Can you reproduce the data beneath, keeping every line exact?

--- Start Task data ---

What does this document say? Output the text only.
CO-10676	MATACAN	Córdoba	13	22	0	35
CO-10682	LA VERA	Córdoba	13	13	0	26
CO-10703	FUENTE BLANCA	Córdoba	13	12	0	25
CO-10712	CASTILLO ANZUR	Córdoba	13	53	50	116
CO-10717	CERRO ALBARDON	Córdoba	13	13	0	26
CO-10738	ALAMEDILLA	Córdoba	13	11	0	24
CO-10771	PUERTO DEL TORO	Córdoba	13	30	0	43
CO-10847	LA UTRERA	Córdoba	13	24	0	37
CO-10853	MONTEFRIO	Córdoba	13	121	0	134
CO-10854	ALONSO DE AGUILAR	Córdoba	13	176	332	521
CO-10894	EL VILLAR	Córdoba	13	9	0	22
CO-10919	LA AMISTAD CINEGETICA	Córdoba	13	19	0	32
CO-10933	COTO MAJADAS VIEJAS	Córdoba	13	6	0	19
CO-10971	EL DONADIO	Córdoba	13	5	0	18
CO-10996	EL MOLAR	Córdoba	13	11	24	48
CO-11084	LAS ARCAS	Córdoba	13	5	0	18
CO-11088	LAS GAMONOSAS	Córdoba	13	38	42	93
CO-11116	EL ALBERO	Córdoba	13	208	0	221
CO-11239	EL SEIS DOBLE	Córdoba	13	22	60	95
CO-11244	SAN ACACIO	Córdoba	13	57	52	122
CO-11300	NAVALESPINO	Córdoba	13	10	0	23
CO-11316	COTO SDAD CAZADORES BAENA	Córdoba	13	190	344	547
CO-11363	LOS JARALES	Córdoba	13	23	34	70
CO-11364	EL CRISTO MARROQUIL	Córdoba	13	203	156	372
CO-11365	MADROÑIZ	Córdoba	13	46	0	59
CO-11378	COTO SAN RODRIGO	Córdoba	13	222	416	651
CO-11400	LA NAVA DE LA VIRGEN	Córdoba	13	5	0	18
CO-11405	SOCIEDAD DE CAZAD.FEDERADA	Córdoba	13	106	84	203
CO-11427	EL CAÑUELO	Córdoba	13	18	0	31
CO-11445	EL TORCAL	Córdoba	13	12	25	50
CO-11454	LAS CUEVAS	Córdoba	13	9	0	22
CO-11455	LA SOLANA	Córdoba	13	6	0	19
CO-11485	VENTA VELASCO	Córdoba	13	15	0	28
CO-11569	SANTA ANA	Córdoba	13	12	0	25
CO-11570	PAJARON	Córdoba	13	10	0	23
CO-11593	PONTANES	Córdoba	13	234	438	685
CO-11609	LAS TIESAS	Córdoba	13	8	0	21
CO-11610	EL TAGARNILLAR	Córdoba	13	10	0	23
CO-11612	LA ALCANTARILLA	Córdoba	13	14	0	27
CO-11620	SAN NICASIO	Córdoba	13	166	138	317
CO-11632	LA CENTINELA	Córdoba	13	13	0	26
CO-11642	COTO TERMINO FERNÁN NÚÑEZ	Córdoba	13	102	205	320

--- End Task data ---

Response
What does this document say? Output the text only.
CO-10676	MATACAN	Córdoba	13	22	0	35
CO-10682	LA VERA	Córdoba	13	13	0	26
CO-10703	FUENTE BLANCA	Córdoba	13	12	0	25
CO-10712	CASTILLO ANZUR	Córdoba	13	53	50	116
CO-10717	CERRO ALBARDON	Córdoba	13	13	0	26
CO-10738	ALAMEDILLA	Córdoba	13	11	0	24
CO-10771	PUERTO DEL TORO	Córdoba	13	30	0	43
CO-10847	LA UTRERA	Córdoba	13	24	0	37
CO-10853	MONTEFRIO	Córdoba	13	121	0	134
CO-10854	ALONSO DE AGUILAR	Córdoba	13	176	332	521
CO-10894	EL VILLAR	Córdoba	13	9	0	22
CO-10919	LA AMISTAD CINEGETICA	Córdoba	13	19	0	32
CO-10933	COTO MAJADAS VIEJAS	Córdoba	13	6	0	19
CO-10971	EL DONADIO	Córdoba	13	5	0	18
CO-10996	EL MOLAR	Córdoba	13	11	24	48
CO-11084	LAS ARCAS	Córdoba	13	5	0	18
CO-11088	LAS GAMONOSAS	Córdoba	13	38	42	93
CO-11116	EL ALBERO	Córdoba	13	208	0	221
CO-11239	EL SEIS DOBLE	Córdoba	13	22	60	95
CO-11244	SAN ACACIO	Córdoba	13	57	52	122
CO-11300	NAVALESPINO	Córdoba	13	10	0	23
CO-11316	COTO SDAD CAZADORES BAENA	Córdoba	13	190	344	547
CO-11363	LOS JARALES	Córdoba	13	23	34	70
CO-11364	EL CRISTO MARROQUIL	Córdoba	13	203	156	372
CO-11365	MADROÑIZ	Córdoba	13	46	0	59
CO-11378	COTO SAN RODRIGO	Córdoba	13	222	416	651
CO-11400	LA NAVA DE LA VIRGEN	Córdoba	13	5	0	18
CO-11405	SOCIEDAD DE CAZAD.FEDERADA	Córdoba	13	106	84	203
CO-11427	EL CAÑUELO	Córdoba	13	18	0	31
CO-11445	EL TORCAL	Córdoba	13	12	25	50
CO-11454	LAS CUEVAS	Córdoba	13	9	0	22
CO-11455	LA SOLANA	Córdoba	13	6	0	19
CO-11485	VENTA VELASCO	Córdoba	13	15	0	28
CO-11569	SANTA ANA	Córdoba	13	12	0	25
CO-11570	PAJARON	Córdoba	13	10	0	23
CO-11593	PONTANES	Córdoba	13	234	438	685
CO-11609	LAS TIESAS	Córdoba	13	8	0	21
CO-11610	EL TAGARNILLAR	Córdoba	13	10	0	23
CO-11612	LA ALCANTARILLA	Córdoba	13	14	0	27
CO-11620	SAN NICASIO	Córdoba	13	166	138	317
CO-11632	LA CENTINELA	Córdoba	13	13	0	26
CO-11642	COTO TERMINO FERNÁN NÚÑEZ	Córdoba	13	102	205	320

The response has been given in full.